▶ _What the task requires_: Reproduce the full listing below unchanged, apart from the pictures.

▶ _The input_:
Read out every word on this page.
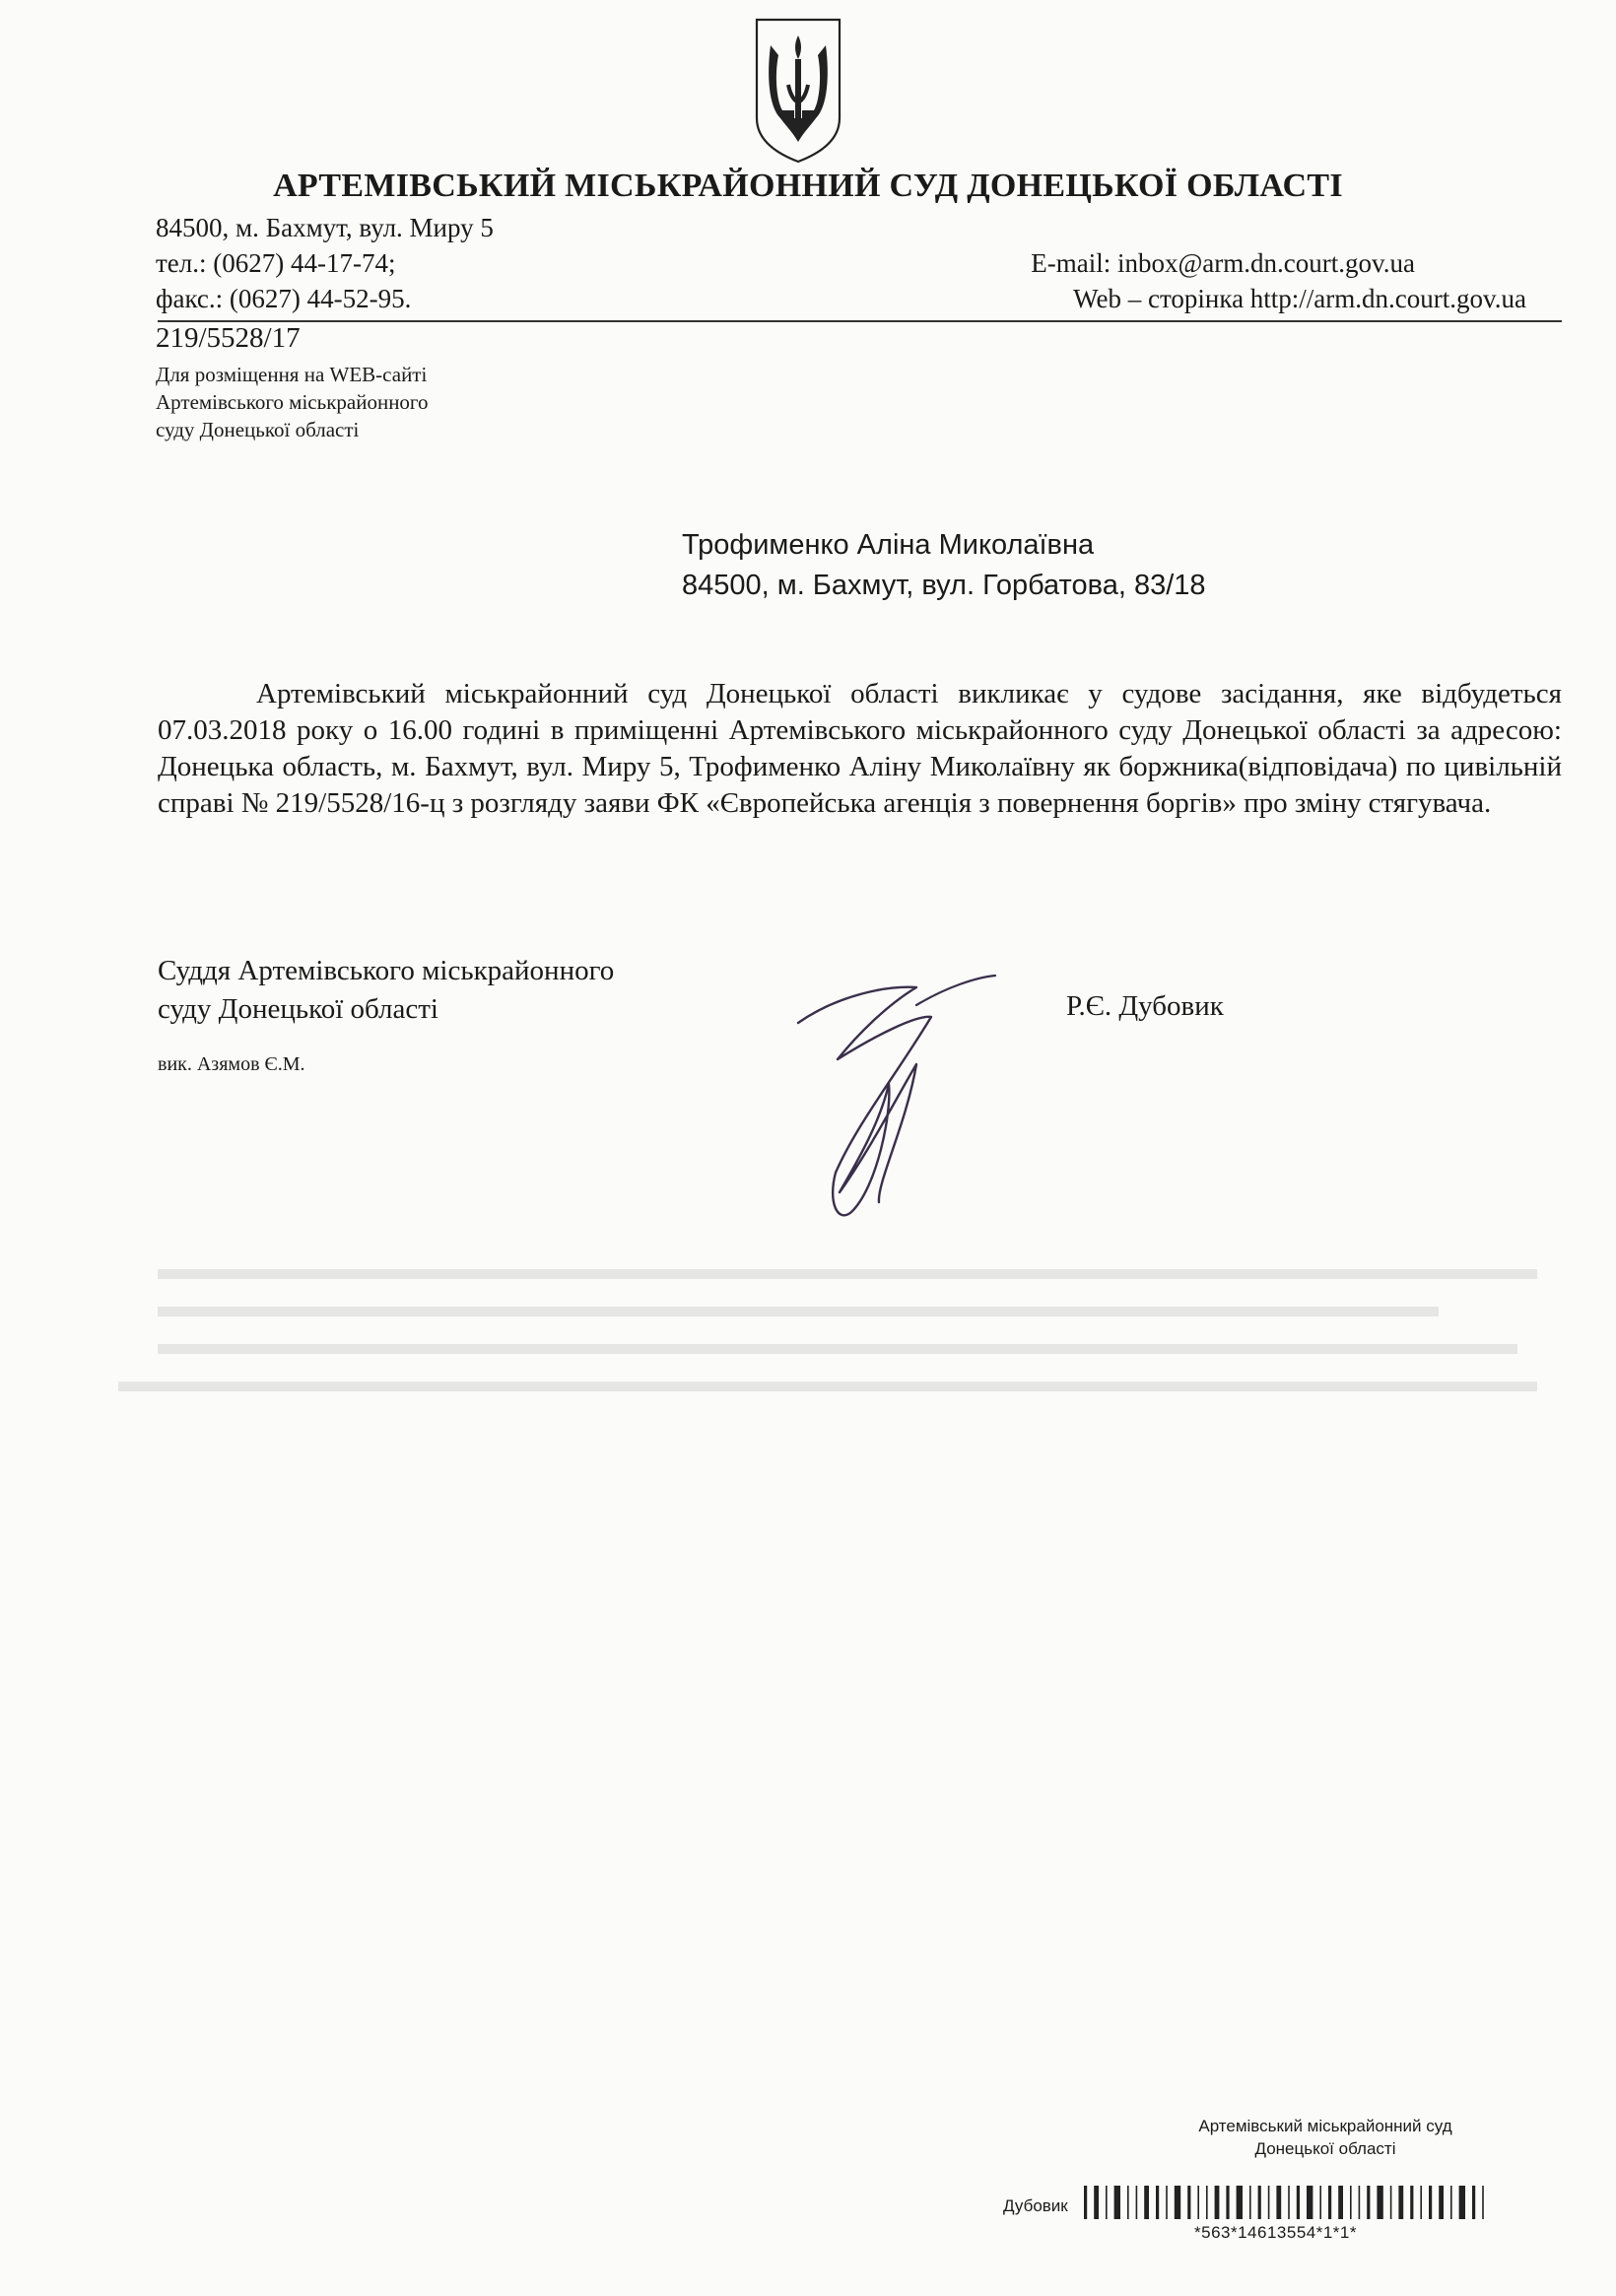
АРТЕМІВСЬКИЙ МІСЬКРАЙОННИЙ СУД ДОНЕЦЬКОЇ ОБЛАСТІ
84500, м. Бахмут, вул. Миру 5
тел.: (0627) 44-17-74;
факс.: (0627) 44-52-95.
E-mail: inbox@arm.dn.court.gov.ua
Web – сторінка http://arm.dn.court.gov.ua
219/5528/17
Для розміщення на WEB-сайті
Артемівського міськрайонного
суду Донецької області
Трофименко Аліна Миколаївна
84500, м. Бахмут, вул. Горбатова, 83/18
Артемівський міськрайонний суд Донецької області викликає у судове засідання, яке відбудеться 07.03.2018 року о 16.00 годині в приміщенні Артемівського міськрайонного суду Донецької області за адресою: Донецька область, м. Бахмут, вул. Миру 5, Трофименко Аліну Миколаївну як боржника(відповідача) по цивільній справі № 219/5528/16-ц з розгляду заяви ФК «Європейська агенція з повернення боргів» про зміну стягувача.
Суддя Артемівського міськрайонного
суду Донецької області	Р.Є. Дубовик
вик. Азямов Є.М.
Артемівський міськрайонний суд
Донецької області
Дубовик
*563*14613554*1*1*
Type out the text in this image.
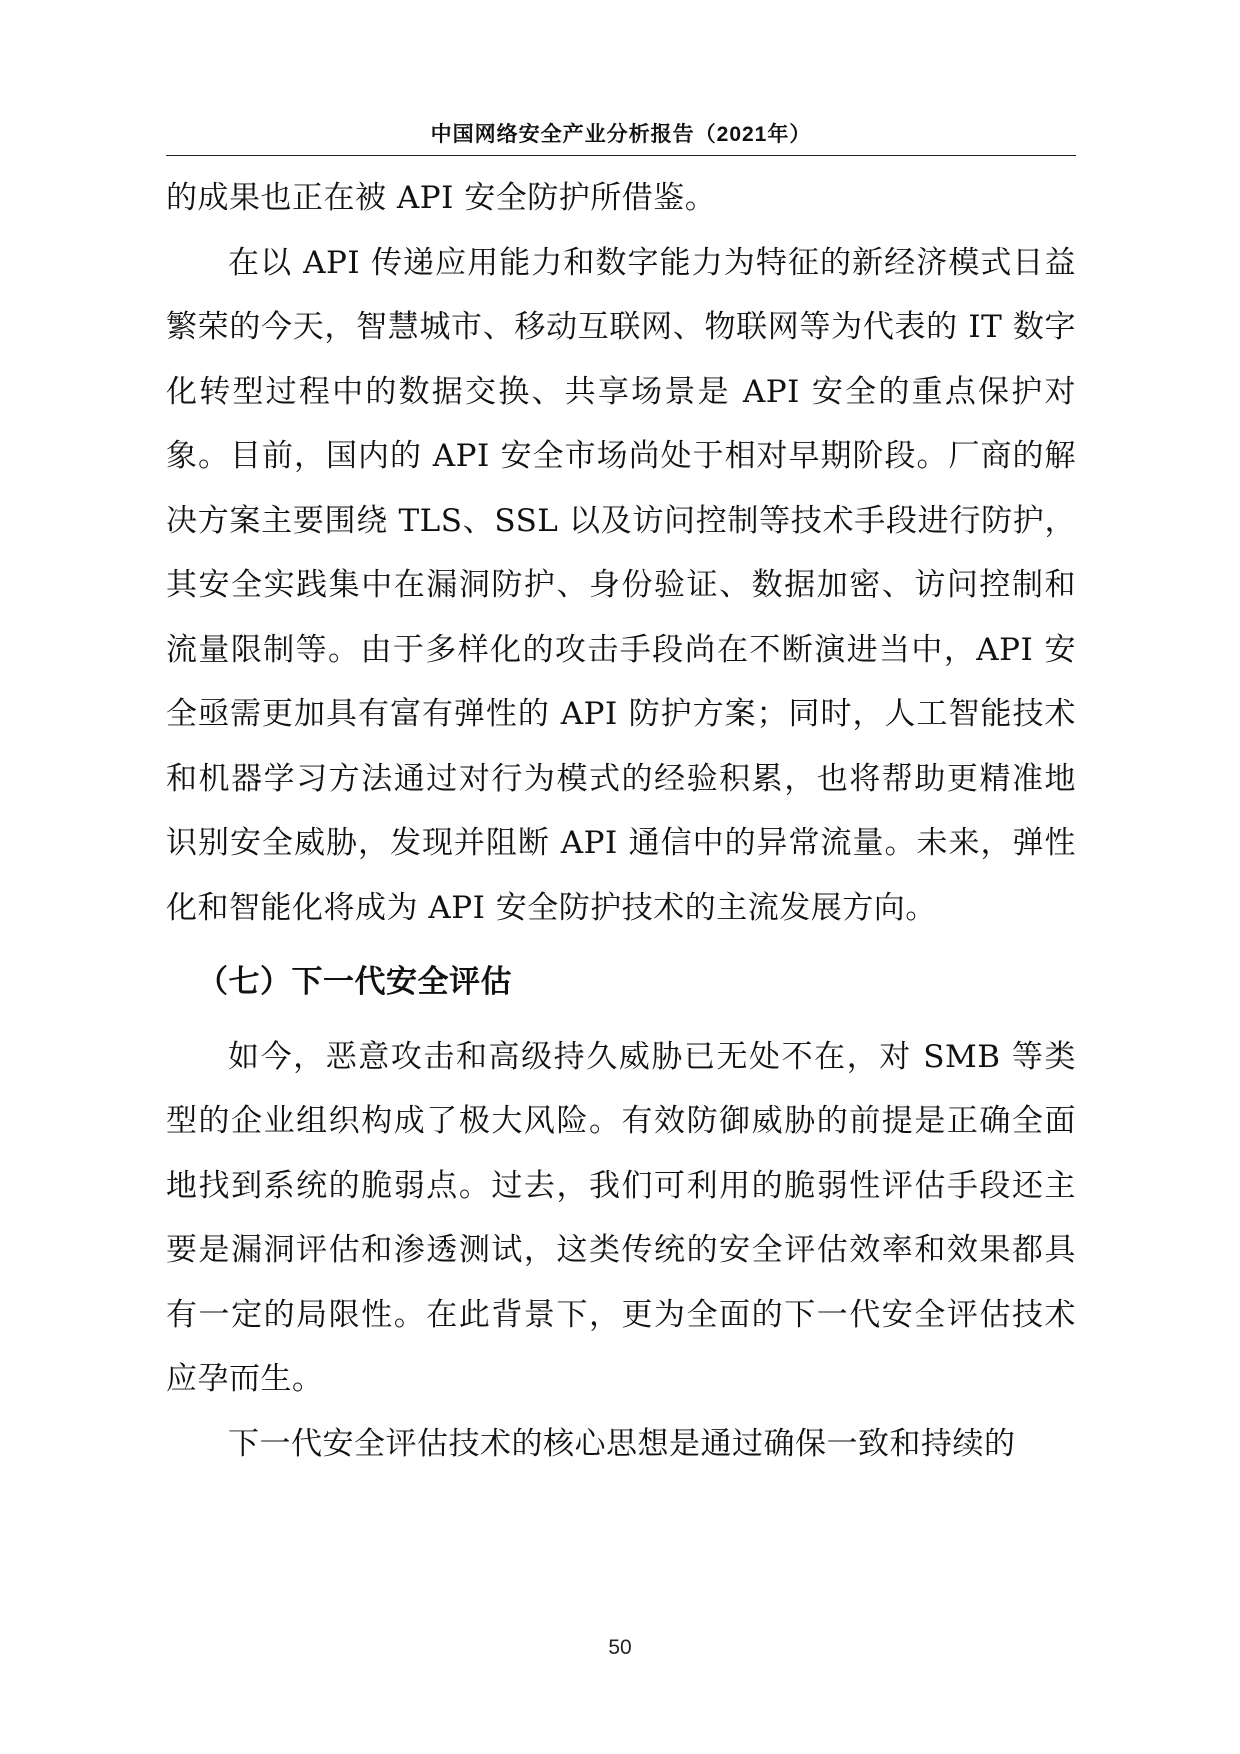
中国网络安全产业分析报告（2021年）

的成果也正在被 API 安全防护所借鉴。

在以 API 传递应用能力和数字能力为特征的新经济模式日益繁荣的今天，智慧城市、移动互联网、物联网等为代表的 IT 数字化转型过程中的数据交换、共享场景是 API 安全的重点保护对象。目前，国内的 API 安全市场尚处于相对早期阶段。厂商的解决方案主要围绕 TLS、SSL 以及访问控制等技术手段进行防护，其安全实践集中在漏洞防护、身份验证、数据加密、访问控制和流量限制等。由于多样化的攻击手段尚在不断演进当中，API 安全亟需更加具有富有弹性的 API 防护方案；同时，人工智能技术和机器学习方法通过对行为模式的经验积累，也将帮助更精准地识别安全威胁，发现并阻断 API 通信中的异常流量。未来，弹性化和智能化将成为 API 安全防护技术的主流发展方向。

（七）下一代安全评估

如今，恶意攻击和高级持久威胁已无处不在，对 SMB 等类型的企业组织构成了极大风险。有效防御威胁的前提是正确全面地找到系统的脆弱点。过去，我们可利用的脆弱性评估手段还主要是漏洞评估和渗透测试，这类传统的安全评估效率和效果都具有一定的局限性。在此背景下，更为全面的下一代安全评估技术应孕而生。

下一代安全评估技术的核心思想是通过确保一致和持续的

50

▶ _Solution to the problem_:
Read out every word on this page.
АРТЕМІВСЬКИЙ МІСЬКРАЙОННИЙ СУД ДОНЕЦЬКОЇ ОБЛАСТІ
84500, м. Бахмут, вул. Миру 5
тел.: (0627) 44-17-74;
факс.: (0627) 44-52-95.
E-mail: inbox@arm.dn.court.gov.ua
Web – сторінка http://arm.dn.court.gov.ua
219/5528/17
Для розміщення на WEB-сайті
Артемівського міськрайонного
суду Донецької області
Трофименко Аліна Миколаївна
84500, м. Бахмут, вул. Горбатова, 83/18
Артемівський міськрайонний суд Донецької області викликає у судове засідання, яке відбудеться 07.03.2018 року о 16.00 годині в приміщенні Артемівського міськрайонного суду Донецької області за адресою: Донецька область, м. Бахмут, вул. Миру 5, Трофименко Аліну Миколаївну як боржника(відповідача) по цивільній справі № 219/5528/16-ц з розгляду заяви ФК «Європейська агенція з повернення боргів» про зміну стягувача.
Суддя Артемівського міськрайонного
суду Донецької області	Р.Є. Дубовик
вик. Азямов Є.М.
Артемівський міськрайонний суд
Донецької області
Дубовик
*563*14613554*1*1*
Type out the text in this image.
中国网络安全产业分析报告（2021年）

的成果也正在被 API 安全防护所借鉴。

在以 API 传递应用能力和数字能力为特征的新经济模式日益繁荣的今天，智慧城市、移动互联网、物联网等为代表的 IT 数字化转型过程中的数据交换、共享场景是 API 安全的重点保护对象。目前，国内的 API 安全市场尚处于相对早期阶段。厂商的解决方案主要围绕 TLS、SSL 以及访问控制等技术手段进行防护，其安全实践集中在漏洞防护、身份验证、数据加密、访问控制和流量限制等。由于多样化的攻击手段尚在不断演进当中，API 安全亟需更加具有富有弹性的 API 防护方案；同时，人工智能技术和机器学习方法通过对行为模式的经验积累，也将帮助更精准地识别安全威胁，发现并阻断 API 通信中的异常流量。未来，弹性化和智能化将成为 API 安全防护技术的主流发展方向。

（七）下一代安全评估

如今，恶意攻击和高级持久威胁已无处不在，对 SMB 等类型的企业组织构成了极大风险。有效防御威胁的前提是正确全面地找到系统的脆弱点。过去，我们可利用的脆弱性评估手段还主要是漏洞评估和渗透测试，这类传统的安全评估效率和效果都具有一定的局限性。在此背景下，更为全面的下一代安全评估技术应孕而生。

下一代安全评估技术的核心思想是通过确保一致和持续的

50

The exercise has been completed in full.